Data tied to figure images
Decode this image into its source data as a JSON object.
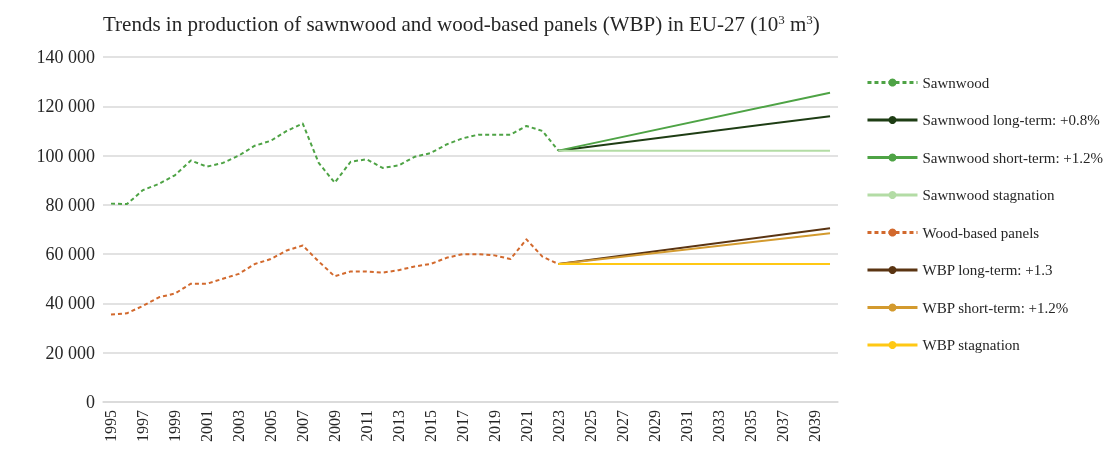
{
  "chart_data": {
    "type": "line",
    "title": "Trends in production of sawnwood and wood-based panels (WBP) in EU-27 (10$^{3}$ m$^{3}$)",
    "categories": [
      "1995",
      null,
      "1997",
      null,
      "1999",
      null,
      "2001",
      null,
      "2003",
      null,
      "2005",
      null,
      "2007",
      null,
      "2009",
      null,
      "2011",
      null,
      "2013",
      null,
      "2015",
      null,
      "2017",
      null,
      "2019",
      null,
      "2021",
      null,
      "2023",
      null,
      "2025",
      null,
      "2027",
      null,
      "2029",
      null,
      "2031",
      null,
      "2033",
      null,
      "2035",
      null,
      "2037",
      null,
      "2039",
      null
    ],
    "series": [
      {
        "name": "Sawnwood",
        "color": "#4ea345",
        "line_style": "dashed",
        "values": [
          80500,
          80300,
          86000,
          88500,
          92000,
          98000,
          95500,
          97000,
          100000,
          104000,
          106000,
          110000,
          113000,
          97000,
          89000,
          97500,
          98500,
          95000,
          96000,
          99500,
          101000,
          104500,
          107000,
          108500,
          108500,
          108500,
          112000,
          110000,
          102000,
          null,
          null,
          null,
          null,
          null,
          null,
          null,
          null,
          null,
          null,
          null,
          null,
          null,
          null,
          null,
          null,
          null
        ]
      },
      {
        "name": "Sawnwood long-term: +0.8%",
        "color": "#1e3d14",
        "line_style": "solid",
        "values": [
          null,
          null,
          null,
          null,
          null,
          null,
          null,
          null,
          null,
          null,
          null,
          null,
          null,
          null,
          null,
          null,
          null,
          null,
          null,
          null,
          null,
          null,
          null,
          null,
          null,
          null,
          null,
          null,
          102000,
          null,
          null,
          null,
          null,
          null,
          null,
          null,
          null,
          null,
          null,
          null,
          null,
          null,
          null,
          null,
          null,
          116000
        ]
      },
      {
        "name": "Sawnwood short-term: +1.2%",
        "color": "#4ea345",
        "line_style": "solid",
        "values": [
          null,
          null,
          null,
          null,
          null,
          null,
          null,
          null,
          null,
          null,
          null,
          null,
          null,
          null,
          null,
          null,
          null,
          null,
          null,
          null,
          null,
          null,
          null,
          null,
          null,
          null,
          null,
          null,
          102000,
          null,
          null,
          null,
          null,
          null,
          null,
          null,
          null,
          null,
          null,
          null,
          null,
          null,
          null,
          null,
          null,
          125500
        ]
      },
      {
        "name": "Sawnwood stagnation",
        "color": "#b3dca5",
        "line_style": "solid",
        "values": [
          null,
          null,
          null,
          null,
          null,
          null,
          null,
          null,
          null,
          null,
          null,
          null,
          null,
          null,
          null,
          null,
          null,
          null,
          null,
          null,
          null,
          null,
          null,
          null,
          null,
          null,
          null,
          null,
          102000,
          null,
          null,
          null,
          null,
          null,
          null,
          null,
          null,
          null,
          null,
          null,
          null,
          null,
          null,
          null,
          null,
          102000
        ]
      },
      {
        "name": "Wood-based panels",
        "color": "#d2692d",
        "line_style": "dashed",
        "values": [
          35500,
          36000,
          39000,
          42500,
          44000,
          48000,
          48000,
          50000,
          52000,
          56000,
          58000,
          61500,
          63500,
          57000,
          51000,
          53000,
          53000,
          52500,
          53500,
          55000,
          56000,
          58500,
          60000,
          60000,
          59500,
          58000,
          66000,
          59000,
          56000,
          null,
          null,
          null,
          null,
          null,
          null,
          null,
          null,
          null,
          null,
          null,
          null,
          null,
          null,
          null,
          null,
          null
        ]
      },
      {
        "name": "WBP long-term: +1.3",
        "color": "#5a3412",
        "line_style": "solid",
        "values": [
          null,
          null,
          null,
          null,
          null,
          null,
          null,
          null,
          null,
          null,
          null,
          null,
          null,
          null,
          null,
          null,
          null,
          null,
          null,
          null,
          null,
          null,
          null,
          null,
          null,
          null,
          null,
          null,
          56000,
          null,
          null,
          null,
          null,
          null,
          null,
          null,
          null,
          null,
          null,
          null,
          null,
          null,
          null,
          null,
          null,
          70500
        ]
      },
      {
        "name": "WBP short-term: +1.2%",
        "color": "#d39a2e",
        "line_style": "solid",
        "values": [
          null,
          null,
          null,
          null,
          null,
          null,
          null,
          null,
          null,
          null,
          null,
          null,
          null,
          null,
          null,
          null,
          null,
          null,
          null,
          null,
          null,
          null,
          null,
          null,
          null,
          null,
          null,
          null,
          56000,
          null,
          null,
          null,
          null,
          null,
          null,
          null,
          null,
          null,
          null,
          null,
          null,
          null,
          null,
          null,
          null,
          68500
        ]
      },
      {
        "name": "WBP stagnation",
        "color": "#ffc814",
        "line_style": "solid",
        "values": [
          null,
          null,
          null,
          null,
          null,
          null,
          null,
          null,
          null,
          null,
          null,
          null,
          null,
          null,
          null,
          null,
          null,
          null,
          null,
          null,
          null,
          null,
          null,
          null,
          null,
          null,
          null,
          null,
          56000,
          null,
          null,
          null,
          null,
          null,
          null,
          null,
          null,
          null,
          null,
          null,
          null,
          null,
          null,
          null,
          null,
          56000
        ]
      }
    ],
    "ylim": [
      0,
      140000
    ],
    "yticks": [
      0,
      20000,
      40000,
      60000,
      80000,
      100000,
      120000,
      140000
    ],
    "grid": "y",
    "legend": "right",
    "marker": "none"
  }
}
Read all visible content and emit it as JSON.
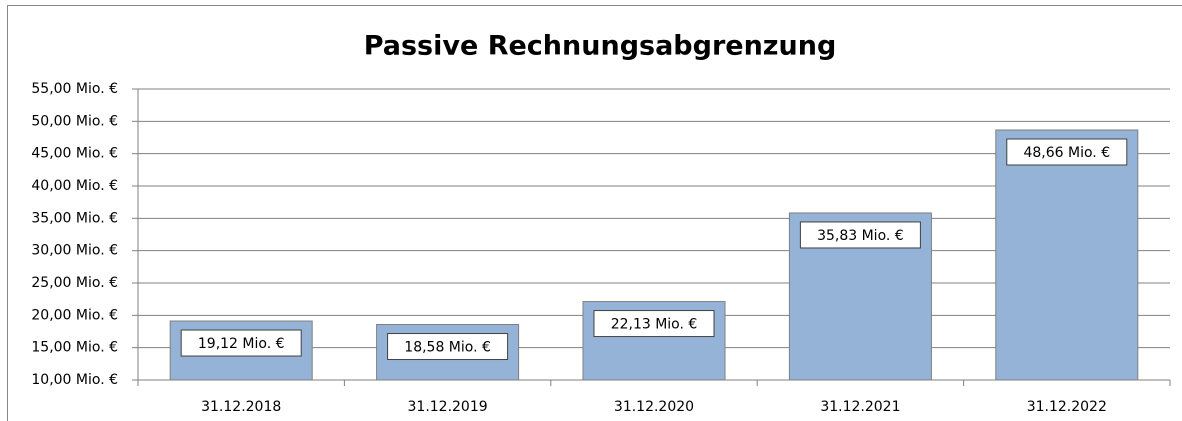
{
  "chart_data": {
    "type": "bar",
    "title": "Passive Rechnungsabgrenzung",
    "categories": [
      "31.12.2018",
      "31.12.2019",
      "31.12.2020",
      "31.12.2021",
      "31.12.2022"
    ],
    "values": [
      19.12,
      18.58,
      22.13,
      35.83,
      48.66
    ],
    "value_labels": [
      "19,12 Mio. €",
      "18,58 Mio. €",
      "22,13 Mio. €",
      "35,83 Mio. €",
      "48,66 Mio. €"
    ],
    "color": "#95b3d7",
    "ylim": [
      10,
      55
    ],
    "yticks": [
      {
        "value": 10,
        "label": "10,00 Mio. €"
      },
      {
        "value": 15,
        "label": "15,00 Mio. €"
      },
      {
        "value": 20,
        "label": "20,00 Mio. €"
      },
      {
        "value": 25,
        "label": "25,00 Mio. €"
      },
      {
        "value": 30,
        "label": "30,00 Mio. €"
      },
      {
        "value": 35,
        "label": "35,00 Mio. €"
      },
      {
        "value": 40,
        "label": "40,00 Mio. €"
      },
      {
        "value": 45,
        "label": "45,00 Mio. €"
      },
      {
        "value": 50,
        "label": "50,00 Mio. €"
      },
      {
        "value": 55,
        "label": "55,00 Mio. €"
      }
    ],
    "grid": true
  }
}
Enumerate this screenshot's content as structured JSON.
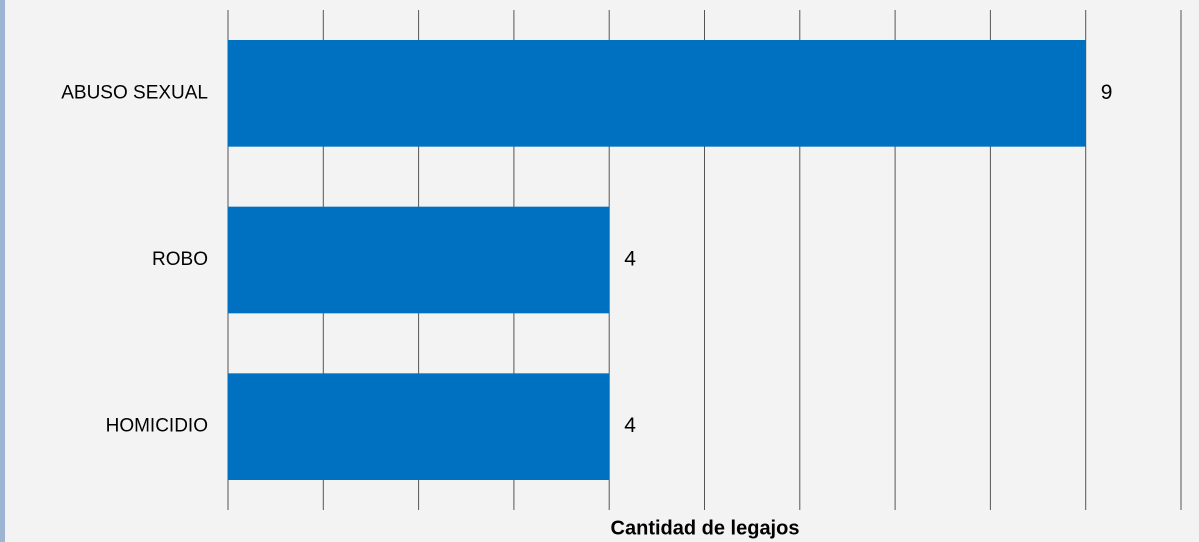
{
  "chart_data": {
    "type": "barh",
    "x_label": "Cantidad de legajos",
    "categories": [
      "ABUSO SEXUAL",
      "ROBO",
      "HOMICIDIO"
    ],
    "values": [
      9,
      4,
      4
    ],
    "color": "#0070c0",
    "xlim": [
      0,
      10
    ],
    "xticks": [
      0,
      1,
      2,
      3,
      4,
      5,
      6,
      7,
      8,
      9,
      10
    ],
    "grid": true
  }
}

§ WORK TO BE COMPLETED
Leaving out the pictures, repeat the data above exactly.

§ RESPONSE TO THE TASK
Decode this image into its source data as a JSON object.
{
  "chart_data": {
    "type": "line",
    "title": "Trends in production of sawnwood and wood-based panels (WBP) in EU-27 (10$^{3}$ m$^{3}$)",
    "categories": [
      "1995",
      null,
      "1997",
      null,
      "1999",
      null,
      "2001",
      null,
      "2003",
      null,
      "2005",
      null,
      "2007",
      null,
      "2009",
      null,
      "2011",
      null,
      "2013",
      null,
      "2015",
      null,
      "2017",
      null,
      "2019",
      null,
      "2021",
      null,
      "2023",
      null,
      "2025",
      null,
      "2027",
      null,
      "2029",
      null,
      "2031",
      null,
      "2033",
      null,
      "2035",
      null,
      "2037",
      null,
      "2039",
      null
    ],
    "series": [
      {
        "name": "Sawnwood",
        "color": "#4ea345",
        "line_style": "dashed",
        "values": [
          80500,
          80300,
          86000,
          88500,
          92000,
          98000,
          95500,
          97000,
          100000,
          104000,
          106000,
          110000,
          113000,
          97000,
          89000,
          97500,
          98500,
          95000,
          96000,
          99500,
          101000,
          104500,
          107000,
          108500,
          108500,
          108500,
          112000,
          110000,
          102000,
          null,
          null,
          null,
          null,
          null,
          null,
          null,
          null,
          null,
          null,
          null,
          null,
          null,
          null,
          null,
          null,
          null
        ]
      },
      {
        "name": "Sawnwood long-term: +0.8%",
        "color": "#1e3d14",
        "line_style": "solid",
        "values": [
          null,
          null,
          null,
          null,
          null,
          null,
          null,
          null,
          null,
          null,
          null,
          null,
          null,
          null,
          null,
          null,
          null,
          null,
          null,
          null,
          null,
          null,
          null,
          null,
          null,
          null,
          null,
          null,
          102000,
          null,
          null,
          null,
          null,
          null,
          null,
          null,
          null,
          null,
          null,
          null,
          null,
          null,
          null,
          null,
          null,
          116000
        ]
      },
      {
        "name": "Sawnwood short-term: +1.2%",
        "color": "#4ea345",
        "line_style": "solid",
        "values": [
          null,
          null,
          null,
          null,
          null,
          null,
          null,
          null,
          null,
          null,
          null,
          null,
          null,
          null,
          null,
          null,
          null,
          null,
          null,
          null,
          null,
          null,
          null,
          null,
          null,
          null,
          null,
          null,
          102000,
          null,
          null,
          null,
          null,
          null,
          null,
          null,
          null,
          null,
          null,
          null,
          null,
          null,
          null,
          null,
          null,
          125500
        ]
      },
      {
        "name": "Sawnwood stagnation",
        "color": "#b3dca5",
        "line_style": "solid",
        "values": [
          null,
          null,
          null,
          null,
          null,
          null,
          null,
          null,
          null,
          null,
          null,
          null,
          null,
          null,
          null,
          null,
          null,
          null,
          null,
          null,
          null,
          null,
          null,
          null,
          null,
          null,
          null,
          null,
          102000,
          null,
          null,
          null,
          null,
          null,
          null,
          null,
          null,
          null,
          null,
          null,
          null,
          null,
          null,
          null,
          null,
          102000
        ]
      },
      {
        "name": "Wood-based panels",
        "color": "#d2692d",
        "line_style": "dashed",
        "values": [
          35500,
          36000,
          39000,
          42500,
          44000,
          48000,
          48000,
          50000,
          52000,
          56000,
          58000,
          61500,
          63500,
          57000,
          51000,
          53000,
          53000,
          52500,
          53500,
          55000,
          56000,
          58500,
          60000,
          60000,
          59500,
          58000,
          66000,
          59000,
          56000,
          null,
          null,
          null,
          null,
          null,
          null,
          null,
          null,
          null,
          null,
          null,
          null,
          null,
          null,
          null,
          null,
          null
        ]
      },
      {
        "name": "WBP long-term: +1.3",
        "color": "#5a3412",
        "line_style": "solid",
        "values": [
          null,
          null,
          null,
          null,
          null,
          null,
          null,
          null,
          null,
          null,
          null,
          null,
          null,
          null,
          null,
          null,
          null,
          null,
          null,
          null,
          null,
          null,
          null,
          null,
          null,
          null,
          null,
          null,
          56000,
          null,
          null,
          null,
          null,
          null,
          null,
          null,
          null,
          null,
          null,
          null,
          null,
          null,
          null,
          null,
          null,
          70500
        ]
      },
      {
        "name": "WBP short-term: +1.2%",
        "color": "#d39a2e",
        "line_style": "solid",
        "values": [
          null,
          null,
          null,
          null,
          null,
          null,
          null,
          null,
          null,
          null,
          null,
          null,
          null,
          null,
          null,
          null,
          null,
          null,
          null,
          null,
          null,
          null,
          null,
          null,
          null,
          null,
          null,
          null,
          56000,
          null,
          null,
          null,
          null,
          null,
          null,
          null,
          null,
          null,
          null,
          null,
          null,
          null,
          null,
          null,
          null,
          68500
        ]
      },
      {
        "name": "WBP stagnation",
        "color": "#ffc814",
        "line_style": "solid",
        "values": [
          null,
          null,
          null,
          null,
          null,
          null,
          null,
          null,
          null,
          null,
          null,
          null,
          null,
          null,
          null,
          null,
          null,
          null,
          null,
          null,
          null,
          null,
          null,
          null,
          null,
          null,
          null,
          null,
          56000,
          null,
          null,
          null,
          null,
          null,
          null,
          null,
          null,
          null,
          null,
          null,
          null,
          null,
          null,
          null,
          null,
          56000
        ]
      }
    ],
    "ylim": [
      0,
      140000
    ],
    "yticks": [
      0,
      20000,
      40000,
      60000,
      80000,
      100000,
      120000,
      140000
    ],
    "grid": "y",
    "legend": "right",
    "marker": "none"
  }
}
Read all visible content and emit it as JSON.
{
  "chart_data": {
    "type": "bar",
    "title": "Passive Rechnungsabgrenzung",
    "categories": [
      "31.12.2018",
      "31.12.2019",
      "31.12.2020",
      "31.12.2021",
      "31.12.2022"
    ],
    "values": [
      19.12,
      18.58,
      22.13,
      35.83,
      48.66
    ],
    "value_labels": [
      "19,12 Mio. €",
      "18,58 Mio. €",
      "22,13 Mio. €",
      "35,83 Mio. €",
      "48,66 Mio. €"
    ],
    "color": "#95b3d7",
    "ylim": [
      10,
      55
    ],
    "yticks": [
      {
        "value": 10,
        "label": "10,00 Mio. €"
      },
      {
        "value": 15,
        "label": "15,00 Mio. €"
      },
      {
        "value": 20,
        "label": "20,00 Mio. €"
      },
      {
        "value": 25,
        "label": "25,00 Mio. €"
      },
      {
        "value": 30,
        "label": "30,00 Mio. €"
      },
      {
        "value": 35,
        "label": "35,00 Mio. €"
      },
      {
        "value": 40,
        "label": "40,00 Mio. €"
      },
      {
        "value": 45,
        "label": "45,00 Mio. €"
      },
      {
        "value": 50,
        "label": "50,00 Mio. €"
      },
      {
        "value": 55,
        "label": "55,00 Mio. €"
      }
    ],
    "grid": true
  }
}
Enumerate this screenshot's content as structured JSON.
{
  "chart_data": {
    "type": "barh",
    "x_label": "Cantidad de legajos",
    "categories": [
      "ABUSO SEXUAL",
      "ROBO",
      "HOMICIDIO"
    ],
    "values": [
      9,
      4,
      4
    ],
    "color": "#0070c0",
    "xlim": [
      0,
      10
    ],
    "xticks": [
      0,
      1,
      2,
      3,
      4,
      5,
      6,
      7,
      8,
      9,
      10
    ],
    "grid": true
  }
}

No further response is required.